[RECORD EXTRACTS]
##########

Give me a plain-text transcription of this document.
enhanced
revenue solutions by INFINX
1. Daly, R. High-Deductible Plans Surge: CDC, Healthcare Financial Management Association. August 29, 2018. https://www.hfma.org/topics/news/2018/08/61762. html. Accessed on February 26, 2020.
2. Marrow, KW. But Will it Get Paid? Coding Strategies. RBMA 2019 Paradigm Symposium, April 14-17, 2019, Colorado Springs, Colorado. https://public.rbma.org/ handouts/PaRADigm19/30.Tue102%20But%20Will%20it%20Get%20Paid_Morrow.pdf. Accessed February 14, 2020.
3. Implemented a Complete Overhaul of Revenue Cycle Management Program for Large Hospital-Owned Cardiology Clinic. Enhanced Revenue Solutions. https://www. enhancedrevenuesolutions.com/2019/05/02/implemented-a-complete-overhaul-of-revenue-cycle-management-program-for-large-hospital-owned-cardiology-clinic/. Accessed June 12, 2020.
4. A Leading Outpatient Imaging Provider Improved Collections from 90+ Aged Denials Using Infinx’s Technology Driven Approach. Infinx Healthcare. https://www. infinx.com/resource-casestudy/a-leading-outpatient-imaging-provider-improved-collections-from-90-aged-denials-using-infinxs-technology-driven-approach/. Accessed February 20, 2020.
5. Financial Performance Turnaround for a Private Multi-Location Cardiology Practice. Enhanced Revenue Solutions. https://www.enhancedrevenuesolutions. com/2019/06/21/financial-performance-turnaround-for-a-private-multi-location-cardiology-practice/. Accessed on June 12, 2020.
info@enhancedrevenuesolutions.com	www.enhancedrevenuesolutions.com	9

##########

[DESCRIPTION OF THE TASK] Your task is to print all of the records exactly.

[THE ANSWER]
Give me a plain-text transcription of this document.
enhanced
revenue solutions by INFINX
1. Daly, R. High-Deductible Plans Surge: CDC, Healthcare Financial Management Association. August 29, 2018. https://www.hfma.org/topics/news/2018/08/61762. html. Accessed on February 26, 2020.
2. Marrow, KW. But Will it Get Paid? Coding Strategies. RBMA 2019 Paradigm Symposium, April 14-17, 2019, Colorado Springs, Colorado. https://public.rbma.org/ handouts/PaRADigm19/30.Tue102%20But%20Will%20it%20Get%20Paid_Morrow.pdf. Accessed February 14, 2020.
3. Implemented a Complete Overhaul of Revenue Cycle Management Program for Large Hospital-Owned Cardiology Clinic. Enhanced Revenue Solutions. https://www. enhancedrevenuesolutions.com/2019/05/02/implemented-a-complete-overhaul-of-revenue-cycle-management-program-for-large-hospital-owned-cardiology-clinic/. Accessed June 12, 2020.
4. A Leading Outpatient Imaging Provider Improved Collections from 90+ Aged Denials Using Infinx’s Technology Driven Approach. Infinx Healthcare. https://www. infinx.com/resource-casestudy/a-leading-outpatient-imaging-provider-improved-collections-from-90-aged-denials-using-infinxs-technology-driven-approach/. Accessed February 20, 2020.
5. Financial Performance Turnaround for a Private Multi-Location Cardiology Practice. Enhanced Revenue Solutions. https://www.enhancedrevenuesolutions. com/2019/06/21/financial-performance-turnaround-for-a-private-multi-location-cardiology-practice/. Accessed on June 12, 2020.
info@enhancedrevenuesolutions.com	www.enhancedrevenuesolutions.com	9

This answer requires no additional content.